TASK TO COMPLETE: Count every line where "structure" occurs. Give the total alone.

(Items from a data source)
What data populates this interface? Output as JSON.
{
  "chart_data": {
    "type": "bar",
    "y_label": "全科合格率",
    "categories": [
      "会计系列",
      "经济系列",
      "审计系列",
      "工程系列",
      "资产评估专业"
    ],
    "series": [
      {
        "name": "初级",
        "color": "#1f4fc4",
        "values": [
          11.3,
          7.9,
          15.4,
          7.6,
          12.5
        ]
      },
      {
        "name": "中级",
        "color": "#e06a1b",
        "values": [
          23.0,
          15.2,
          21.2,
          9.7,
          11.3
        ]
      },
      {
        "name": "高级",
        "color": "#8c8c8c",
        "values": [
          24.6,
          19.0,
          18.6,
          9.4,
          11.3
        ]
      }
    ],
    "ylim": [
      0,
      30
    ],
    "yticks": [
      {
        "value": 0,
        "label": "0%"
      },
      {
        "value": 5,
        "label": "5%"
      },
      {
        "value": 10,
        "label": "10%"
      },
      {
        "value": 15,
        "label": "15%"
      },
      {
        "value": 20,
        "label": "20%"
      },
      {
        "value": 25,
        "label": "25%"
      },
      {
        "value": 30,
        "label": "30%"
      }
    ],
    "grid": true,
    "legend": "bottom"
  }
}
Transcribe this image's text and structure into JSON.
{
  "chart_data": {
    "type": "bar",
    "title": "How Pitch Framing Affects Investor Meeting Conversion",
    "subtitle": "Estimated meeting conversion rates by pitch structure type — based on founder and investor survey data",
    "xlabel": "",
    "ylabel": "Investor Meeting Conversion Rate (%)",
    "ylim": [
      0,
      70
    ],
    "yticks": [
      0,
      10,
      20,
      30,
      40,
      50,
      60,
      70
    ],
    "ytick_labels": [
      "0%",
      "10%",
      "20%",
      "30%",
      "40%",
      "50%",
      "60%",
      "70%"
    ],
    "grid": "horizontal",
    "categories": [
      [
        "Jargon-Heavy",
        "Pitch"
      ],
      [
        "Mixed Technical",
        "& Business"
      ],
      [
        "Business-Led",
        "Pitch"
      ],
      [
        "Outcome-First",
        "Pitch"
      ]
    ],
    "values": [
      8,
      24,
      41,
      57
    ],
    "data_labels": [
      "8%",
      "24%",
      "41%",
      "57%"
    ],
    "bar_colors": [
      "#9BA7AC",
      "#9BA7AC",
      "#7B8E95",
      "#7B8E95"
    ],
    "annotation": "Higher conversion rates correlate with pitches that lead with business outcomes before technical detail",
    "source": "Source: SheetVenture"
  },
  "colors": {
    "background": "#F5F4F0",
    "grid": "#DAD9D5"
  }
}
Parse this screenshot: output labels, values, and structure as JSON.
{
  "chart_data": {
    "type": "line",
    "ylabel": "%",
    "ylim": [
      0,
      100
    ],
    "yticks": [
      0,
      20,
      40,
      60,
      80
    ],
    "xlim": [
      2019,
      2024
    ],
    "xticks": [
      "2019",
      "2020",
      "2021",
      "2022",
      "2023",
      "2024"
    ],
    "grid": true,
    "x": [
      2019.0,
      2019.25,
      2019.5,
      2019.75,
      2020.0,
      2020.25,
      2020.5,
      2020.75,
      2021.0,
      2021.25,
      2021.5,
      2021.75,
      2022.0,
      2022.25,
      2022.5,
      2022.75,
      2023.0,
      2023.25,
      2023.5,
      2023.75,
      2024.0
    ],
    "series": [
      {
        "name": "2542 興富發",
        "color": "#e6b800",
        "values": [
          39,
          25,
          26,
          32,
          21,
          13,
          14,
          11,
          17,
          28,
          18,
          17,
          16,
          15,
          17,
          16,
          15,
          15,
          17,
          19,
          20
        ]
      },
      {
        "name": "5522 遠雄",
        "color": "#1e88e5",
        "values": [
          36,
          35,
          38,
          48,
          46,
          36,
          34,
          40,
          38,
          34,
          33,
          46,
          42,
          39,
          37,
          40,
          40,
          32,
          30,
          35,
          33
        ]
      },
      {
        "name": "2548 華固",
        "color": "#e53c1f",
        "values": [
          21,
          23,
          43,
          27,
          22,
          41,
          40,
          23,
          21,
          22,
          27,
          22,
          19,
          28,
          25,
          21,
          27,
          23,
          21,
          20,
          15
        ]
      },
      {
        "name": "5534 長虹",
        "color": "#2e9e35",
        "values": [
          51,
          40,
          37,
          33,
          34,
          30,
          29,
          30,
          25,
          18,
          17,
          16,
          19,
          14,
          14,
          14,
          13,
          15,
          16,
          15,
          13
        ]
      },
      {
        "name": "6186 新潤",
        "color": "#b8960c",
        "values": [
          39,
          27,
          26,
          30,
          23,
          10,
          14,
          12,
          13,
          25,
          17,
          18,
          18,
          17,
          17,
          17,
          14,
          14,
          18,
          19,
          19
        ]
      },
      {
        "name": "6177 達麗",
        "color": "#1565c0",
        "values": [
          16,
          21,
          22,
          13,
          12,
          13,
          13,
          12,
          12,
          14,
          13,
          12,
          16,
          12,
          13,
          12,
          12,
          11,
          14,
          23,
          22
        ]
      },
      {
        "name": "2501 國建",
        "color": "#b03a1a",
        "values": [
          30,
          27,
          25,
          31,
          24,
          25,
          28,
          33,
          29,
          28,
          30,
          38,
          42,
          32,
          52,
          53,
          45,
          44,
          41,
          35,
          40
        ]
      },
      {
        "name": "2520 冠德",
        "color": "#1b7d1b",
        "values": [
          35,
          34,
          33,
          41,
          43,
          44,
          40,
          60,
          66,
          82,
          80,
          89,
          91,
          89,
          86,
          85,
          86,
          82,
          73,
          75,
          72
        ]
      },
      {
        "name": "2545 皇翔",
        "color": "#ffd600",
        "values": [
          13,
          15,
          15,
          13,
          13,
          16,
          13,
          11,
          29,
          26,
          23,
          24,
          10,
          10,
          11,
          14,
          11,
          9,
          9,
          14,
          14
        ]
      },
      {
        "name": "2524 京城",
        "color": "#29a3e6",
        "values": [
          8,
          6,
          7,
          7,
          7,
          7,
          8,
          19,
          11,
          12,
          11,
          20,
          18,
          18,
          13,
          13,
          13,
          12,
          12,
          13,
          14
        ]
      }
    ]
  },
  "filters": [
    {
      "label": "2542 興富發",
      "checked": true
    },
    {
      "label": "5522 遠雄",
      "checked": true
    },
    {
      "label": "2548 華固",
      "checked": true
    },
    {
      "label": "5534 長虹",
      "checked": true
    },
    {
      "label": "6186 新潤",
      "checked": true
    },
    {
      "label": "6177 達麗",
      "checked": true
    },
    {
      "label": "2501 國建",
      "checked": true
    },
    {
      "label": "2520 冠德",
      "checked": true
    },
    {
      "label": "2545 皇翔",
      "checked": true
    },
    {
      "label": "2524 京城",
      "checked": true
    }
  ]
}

FINISHED TASK: 3